Data for this task:
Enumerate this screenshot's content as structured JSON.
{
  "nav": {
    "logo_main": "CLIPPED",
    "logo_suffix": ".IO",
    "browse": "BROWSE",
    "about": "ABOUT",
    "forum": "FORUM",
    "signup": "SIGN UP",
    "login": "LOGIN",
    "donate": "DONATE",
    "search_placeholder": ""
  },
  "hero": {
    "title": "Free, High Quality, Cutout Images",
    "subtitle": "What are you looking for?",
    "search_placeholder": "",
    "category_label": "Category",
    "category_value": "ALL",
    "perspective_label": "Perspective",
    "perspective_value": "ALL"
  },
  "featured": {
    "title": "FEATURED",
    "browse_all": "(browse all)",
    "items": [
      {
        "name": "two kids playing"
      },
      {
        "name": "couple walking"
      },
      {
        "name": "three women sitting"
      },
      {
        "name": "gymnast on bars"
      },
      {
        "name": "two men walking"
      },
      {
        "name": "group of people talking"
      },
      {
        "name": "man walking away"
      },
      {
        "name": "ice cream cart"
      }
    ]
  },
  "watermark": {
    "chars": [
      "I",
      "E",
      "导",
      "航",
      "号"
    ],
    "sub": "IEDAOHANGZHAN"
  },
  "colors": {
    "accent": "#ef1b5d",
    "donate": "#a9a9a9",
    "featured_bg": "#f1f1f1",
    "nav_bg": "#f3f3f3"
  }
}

* * *

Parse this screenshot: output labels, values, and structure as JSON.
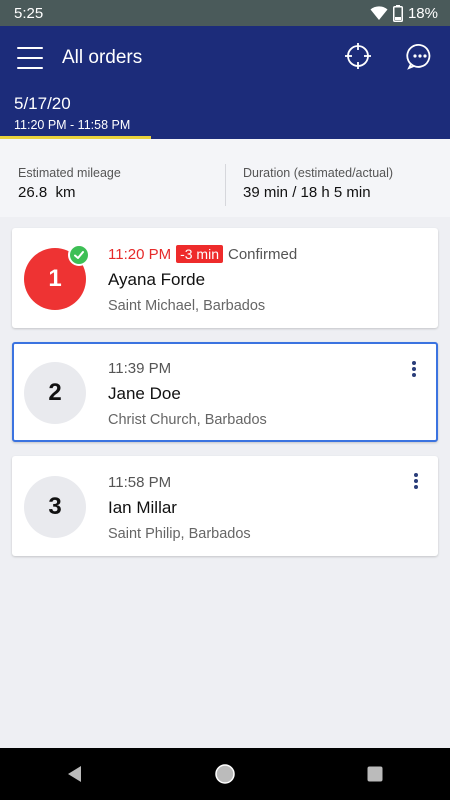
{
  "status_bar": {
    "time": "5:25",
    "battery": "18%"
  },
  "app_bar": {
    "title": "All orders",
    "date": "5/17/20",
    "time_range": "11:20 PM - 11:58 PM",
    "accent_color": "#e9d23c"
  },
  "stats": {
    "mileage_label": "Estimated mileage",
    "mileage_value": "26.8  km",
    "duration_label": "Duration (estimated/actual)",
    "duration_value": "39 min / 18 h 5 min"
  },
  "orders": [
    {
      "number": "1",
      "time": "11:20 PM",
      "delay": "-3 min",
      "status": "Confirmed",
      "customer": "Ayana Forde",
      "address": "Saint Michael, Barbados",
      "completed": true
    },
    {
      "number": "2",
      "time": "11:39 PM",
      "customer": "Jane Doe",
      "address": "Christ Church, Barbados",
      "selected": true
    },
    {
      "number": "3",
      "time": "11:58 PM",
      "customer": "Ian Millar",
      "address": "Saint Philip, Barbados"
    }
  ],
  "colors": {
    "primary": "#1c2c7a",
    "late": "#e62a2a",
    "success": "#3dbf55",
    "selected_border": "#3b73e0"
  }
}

Do this: Isolate each line of the listing above that includes "browse". Copy it.

Solution to this exercise:
    "browse": "BROWSE",
    "browse_all": "(browse all)",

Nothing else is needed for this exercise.